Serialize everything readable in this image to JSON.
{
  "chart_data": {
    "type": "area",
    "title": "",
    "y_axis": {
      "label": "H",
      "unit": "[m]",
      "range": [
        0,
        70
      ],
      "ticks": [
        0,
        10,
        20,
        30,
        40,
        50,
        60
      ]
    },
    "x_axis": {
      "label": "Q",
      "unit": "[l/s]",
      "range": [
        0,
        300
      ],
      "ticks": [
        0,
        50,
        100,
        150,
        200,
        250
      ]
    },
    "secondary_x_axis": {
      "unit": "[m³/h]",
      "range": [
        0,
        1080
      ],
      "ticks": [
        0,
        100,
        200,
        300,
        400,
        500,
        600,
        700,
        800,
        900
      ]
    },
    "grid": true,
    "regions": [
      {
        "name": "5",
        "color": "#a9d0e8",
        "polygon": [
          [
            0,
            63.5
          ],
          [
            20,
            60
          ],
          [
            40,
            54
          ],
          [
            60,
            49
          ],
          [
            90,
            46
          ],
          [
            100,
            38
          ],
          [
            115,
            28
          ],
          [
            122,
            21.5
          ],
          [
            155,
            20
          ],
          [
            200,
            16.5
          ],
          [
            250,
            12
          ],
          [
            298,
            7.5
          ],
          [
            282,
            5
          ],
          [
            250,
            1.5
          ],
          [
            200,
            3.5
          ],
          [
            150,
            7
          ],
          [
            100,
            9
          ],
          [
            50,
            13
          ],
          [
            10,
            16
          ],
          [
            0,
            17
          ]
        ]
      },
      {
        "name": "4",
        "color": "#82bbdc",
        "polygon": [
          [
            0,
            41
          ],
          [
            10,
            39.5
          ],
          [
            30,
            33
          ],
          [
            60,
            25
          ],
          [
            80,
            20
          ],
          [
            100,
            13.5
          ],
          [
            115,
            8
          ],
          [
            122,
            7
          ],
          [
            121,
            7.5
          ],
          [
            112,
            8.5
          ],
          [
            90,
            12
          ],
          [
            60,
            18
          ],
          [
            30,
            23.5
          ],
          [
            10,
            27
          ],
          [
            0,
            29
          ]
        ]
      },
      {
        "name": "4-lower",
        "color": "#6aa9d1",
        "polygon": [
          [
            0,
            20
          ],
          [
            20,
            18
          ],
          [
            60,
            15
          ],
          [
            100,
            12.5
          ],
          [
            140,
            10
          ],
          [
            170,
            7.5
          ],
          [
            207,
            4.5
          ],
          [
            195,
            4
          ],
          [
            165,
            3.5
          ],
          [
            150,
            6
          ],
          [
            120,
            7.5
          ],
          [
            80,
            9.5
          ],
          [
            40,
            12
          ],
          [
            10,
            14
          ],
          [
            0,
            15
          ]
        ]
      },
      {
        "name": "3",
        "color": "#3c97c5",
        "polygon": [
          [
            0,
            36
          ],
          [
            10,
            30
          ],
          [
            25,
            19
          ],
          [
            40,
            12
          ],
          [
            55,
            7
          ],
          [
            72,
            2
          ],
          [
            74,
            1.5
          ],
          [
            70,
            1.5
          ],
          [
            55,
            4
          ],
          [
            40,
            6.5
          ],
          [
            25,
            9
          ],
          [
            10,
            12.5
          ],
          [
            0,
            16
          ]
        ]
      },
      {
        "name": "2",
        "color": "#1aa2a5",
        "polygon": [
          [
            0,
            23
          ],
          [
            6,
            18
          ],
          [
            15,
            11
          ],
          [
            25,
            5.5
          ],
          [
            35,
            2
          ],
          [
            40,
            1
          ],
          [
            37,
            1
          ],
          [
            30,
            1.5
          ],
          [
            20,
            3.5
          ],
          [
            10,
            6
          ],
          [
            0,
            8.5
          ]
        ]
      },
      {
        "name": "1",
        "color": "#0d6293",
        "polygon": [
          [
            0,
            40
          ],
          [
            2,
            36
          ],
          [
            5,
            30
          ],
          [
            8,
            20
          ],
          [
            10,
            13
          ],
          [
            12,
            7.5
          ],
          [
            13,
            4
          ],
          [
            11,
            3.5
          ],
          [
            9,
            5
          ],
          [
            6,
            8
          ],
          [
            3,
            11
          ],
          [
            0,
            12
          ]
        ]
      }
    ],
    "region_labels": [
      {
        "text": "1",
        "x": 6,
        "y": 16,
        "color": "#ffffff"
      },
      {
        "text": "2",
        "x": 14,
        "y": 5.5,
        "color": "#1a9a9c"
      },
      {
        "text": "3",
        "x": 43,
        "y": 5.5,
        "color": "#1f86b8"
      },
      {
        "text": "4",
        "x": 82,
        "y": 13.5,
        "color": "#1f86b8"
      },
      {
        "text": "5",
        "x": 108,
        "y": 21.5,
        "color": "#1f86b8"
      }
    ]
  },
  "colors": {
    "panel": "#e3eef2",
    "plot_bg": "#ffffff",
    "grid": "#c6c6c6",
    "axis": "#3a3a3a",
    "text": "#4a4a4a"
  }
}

* **WRITTEN PROBLEM**: Check every line of the data above for the string "text", and copy those that have it.

* **SOLUTION**:
        "text": "1",
        "text": "2",
        "text": "3",
        "text": "4",
        "text": "5",
    "text": "#4a4a4a"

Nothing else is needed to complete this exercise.